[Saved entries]
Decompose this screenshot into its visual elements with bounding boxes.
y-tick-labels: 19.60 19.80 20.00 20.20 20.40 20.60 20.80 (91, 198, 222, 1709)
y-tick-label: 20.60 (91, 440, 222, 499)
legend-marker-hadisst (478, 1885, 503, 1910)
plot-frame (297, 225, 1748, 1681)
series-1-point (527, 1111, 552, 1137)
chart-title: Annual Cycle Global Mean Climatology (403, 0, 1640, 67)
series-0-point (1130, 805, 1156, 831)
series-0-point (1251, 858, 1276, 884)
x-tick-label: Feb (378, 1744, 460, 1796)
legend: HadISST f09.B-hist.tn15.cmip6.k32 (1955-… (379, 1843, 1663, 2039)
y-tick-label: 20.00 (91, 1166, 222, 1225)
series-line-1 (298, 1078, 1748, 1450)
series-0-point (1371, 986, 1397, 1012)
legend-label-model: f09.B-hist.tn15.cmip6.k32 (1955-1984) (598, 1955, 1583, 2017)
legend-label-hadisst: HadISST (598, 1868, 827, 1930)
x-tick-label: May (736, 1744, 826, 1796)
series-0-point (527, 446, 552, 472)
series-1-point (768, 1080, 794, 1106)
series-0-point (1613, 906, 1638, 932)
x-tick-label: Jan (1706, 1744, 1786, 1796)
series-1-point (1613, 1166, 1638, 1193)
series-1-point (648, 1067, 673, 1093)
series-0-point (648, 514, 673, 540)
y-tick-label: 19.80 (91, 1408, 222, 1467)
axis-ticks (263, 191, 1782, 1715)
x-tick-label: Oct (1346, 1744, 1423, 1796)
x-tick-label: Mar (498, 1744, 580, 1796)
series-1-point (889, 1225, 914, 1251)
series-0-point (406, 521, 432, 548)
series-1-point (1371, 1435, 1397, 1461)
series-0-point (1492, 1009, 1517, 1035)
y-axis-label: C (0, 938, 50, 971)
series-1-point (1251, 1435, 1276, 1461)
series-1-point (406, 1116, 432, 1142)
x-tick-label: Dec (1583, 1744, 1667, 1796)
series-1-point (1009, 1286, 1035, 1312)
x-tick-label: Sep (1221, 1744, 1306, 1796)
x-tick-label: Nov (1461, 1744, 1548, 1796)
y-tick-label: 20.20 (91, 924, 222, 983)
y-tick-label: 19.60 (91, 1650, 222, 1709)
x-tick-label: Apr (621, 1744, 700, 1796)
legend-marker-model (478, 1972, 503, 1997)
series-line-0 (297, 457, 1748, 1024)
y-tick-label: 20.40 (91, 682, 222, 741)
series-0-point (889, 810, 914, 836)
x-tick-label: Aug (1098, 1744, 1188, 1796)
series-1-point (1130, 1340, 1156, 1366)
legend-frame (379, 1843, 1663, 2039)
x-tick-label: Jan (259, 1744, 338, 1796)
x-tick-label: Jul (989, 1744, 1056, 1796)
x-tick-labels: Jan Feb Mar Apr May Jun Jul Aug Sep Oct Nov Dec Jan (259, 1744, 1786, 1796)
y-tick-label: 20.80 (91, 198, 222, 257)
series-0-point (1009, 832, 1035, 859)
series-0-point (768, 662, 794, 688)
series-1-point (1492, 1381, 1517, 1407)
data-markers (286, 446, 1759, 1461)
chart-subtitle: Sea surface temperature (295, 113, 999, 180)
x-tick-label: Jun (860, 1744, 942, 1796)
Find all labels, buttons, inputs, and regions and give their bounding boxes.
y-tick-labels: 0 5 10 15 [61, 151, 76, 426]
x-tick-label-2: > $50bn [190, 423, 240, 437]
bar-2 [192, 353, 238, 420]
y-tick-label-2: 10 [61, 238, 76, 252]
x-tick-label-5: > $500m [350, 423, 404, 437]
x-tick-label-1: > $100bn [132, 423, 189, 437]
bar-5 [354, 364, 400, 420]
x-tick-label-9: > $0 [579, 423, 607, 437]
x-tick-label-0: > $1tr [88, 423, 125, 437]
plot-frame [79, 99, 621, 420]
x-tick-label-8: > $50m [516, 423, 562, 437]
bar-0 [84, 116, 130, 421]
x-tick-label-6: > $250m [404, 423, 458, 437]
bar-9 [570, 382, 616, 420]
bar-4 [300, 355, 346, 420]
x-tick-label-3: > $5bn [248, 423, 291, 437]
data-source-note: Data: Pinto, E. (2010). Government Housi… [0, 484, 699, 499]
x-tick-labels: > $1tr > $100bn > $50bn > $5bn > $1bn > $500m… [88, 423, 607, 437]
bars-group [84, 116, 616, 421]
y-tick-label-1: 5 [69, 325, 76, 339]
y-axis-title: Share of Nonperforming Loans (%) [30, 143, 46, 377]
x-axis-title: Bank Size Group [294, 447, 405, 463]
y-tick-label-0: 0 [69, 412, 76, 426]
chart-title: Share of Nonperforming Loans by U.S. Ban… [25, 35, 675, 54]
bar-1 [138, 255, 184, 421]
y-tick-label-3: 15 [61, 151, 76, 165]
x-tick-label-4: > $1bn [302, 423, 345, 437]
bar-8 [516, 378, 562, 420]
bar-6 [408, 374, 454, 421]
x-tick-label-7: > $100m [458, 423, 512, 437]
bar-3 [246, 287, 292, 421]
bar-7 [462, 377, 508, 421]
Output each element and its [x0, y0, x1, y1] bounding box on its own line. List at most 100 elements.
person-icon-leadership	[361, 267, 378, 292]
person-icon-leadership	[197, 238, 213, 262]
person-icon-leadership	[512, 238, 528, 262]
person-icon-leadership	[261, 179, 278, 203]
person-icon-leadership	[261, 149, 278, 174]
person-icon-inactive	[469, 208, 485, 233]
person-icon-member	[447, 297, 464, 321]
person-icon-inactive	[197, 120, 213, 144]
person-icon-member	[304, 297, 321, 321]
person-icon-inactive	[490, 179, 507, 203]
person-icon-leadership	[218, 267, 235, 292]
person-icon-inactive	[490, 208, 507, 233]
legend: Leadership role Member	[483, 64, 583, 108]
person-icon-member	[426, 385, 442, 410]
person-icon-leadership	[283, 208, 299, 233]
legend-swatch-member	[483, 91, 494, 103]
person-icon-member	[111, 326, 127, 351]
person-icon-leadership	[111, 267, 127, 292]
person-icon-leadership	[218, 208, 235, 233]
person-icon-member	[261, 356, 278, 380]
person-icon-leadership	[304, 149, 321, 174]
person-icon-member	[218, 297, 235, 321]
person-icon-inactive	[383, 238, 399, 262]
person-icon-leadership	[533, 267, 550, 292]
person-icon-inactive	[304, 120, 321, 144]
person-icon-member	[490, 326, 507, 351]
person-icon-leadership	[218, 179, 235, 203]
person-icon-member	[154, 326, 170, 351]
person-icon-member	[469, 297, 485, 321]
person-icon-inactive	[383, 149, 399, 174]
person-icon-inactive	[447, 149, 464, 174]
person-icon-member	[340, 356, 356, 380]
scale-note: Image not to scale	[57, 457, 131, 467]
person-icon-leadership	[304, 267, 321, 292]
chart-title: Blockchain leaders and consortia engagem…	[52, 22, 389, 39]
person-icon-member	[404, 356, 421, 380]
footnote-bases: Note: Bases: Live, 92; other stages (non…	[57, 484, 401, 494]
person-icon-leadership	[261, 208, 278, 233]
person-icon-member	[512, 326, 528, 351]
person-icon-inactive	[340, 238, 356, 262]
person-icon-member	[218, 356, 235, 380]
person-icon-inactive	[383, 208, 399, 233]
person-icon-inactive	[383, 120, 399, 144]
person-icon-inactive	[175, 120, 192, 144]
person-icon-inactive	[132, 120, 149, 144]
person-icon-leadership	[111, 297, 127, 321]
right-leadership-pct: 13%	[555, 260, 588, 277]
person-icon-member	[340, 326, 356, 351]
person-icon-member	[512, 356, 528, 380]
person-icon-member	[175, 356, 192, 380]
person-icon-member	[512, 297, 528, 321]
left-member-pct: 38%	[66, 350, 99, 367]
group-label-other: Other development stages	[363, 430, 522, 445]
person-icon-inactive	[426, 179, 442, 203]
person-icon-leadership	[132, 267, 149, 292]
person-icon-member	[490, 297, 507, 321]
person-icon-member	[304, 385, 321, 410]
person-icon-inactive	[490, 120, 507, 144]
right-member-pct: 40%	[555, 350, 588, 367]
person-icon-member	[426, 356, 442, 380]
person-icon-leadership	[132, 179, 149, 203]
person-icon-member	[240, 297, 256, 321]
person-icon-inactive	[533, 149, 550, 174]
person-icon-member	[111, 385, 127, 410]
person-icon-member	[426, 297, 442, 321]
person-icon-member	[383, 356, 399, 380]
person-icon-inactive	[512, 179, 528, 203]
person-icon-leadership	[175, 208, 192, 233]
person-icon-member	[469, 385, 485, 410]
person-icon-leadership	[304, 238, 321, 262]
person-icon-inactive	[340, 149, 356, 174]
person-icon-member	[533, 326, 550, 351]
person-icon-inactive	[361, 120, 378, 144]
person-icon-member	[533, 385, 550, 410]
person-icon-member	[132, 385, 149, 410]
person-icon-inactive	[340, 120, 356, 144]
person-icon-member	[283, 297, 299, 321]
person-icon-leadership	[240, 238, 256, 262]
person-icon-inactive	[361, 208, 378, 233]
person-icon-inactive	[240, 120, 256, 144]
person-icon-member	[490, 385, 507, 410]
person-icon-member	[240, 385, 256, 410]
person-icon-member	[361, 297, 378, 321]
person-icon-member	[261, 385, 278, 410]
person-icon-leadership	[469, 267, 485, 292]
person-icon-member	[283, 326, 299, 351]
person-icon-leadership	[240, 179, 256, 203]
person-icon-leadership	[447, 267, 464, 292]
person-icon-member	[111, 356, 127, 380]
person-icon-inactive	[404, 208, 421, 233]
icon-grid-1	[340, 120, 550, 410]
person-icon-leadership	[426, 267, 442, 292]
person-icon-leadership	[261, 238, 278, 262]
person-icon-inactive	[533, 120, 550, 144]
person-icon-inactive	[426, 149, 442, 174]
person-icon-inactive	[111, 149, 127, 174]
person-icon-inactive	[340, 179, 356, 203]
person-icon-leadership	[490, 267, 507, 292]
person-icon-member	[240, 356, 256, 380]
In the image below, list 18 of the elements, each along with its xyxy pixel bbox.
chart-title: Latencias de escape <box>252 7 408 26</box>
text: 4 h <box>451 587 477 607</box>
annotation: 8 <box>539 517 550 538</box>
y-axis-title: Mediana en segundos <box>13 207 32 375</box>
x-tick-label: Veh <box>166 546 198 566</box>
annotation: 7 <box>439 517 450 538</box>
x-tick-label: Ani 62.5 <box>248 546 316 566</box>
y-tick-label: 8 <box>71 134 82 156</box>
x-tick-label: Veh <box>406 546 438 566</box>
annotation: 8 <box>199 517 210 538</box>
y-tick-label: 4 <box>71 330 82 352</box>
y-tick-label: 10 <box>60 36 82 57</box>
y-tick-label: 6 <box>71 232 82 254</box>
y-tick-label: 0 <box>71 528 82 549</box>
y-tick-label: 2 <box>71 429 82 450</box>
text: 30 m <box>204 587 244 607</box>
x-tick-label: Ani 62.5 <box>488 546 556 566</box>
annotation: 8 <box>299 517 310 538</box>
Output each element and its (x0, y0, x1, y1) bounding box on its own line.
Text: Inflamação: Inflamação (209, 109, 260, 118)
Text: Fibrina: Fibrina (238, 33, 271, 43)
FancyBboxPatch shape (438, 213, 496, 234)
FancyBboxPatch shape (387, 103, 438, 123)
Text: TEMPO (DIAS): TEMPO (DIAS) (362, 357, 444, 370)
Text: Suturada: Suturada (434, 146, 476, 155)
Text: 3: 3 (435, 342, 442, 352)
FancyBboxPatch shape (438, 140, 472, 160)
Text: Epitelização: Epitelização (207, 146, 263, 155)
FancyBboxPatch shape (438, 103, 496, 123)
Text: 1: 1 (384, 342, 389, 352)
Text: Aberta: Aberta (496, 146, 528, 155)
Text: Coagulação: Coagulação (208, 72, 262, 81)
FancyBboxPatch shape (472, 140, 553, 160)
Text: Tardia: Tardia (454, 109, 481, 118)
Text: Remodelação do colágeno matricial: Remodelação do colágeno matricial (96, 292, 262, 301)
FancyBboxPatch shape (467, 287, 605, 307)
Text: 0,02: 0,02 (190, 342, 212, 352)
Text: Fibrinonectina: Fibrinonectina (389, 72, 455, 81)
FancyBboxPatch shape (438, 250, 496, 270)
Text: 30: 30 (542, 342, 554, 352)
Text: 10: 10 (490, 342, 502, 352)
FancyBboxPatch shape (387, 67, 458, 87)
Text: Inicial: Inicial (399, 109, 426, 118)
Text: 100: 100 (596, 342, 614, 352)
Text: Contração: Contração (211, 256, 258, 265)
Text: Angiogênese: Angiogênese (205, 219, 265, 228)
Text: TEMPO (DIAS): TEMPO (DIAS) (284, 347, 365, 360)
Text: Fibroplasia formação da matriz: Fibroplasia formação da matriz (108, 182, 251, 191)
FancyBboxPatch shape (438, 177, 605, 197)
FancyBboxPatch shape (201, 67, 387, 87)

THE REQUEST:
Copy the lines of the material verbatim, from its first line through the line containing "series-0-point (1371, 986, 1397, 1012)", including both of those lines.

WRITTEN RESPONSE:
Decompose this screenshot into its visual elements with bounding boxes.
y-tick-labels: 19.60 19.80 20.00 20.20 20.40 20.60 20.80 (91, 198, 222, 1709)
y-tick-label: 20.60 (91, 440, 222, 499)
legend-marker-hadisst (478, 1885, 503, 1910)
plot-frame (297, 225, 1748, 1681)
series-1-point (527, 1111, 552, 1137)
chart-title: Annual Cycle Global Mean Climatology (403, 0, 1640, 67)
series-0-point (1130, 805, 1156, 831)
series-0-point (1251, 858, 1276, 884)
x-tick-label: Feb (378, 1744, 460, 1796)
legend: HadISST f09.B-hist.tn15.cmip6.k32 (1955-… (379, 1843, 1663, 2039)
y-tick-label: 20.00 (91, 1166, 222, 1225)
series-line-1 (298, 1078, 1748, 1450)
series-0-point (1371, 986, 1397, 1012)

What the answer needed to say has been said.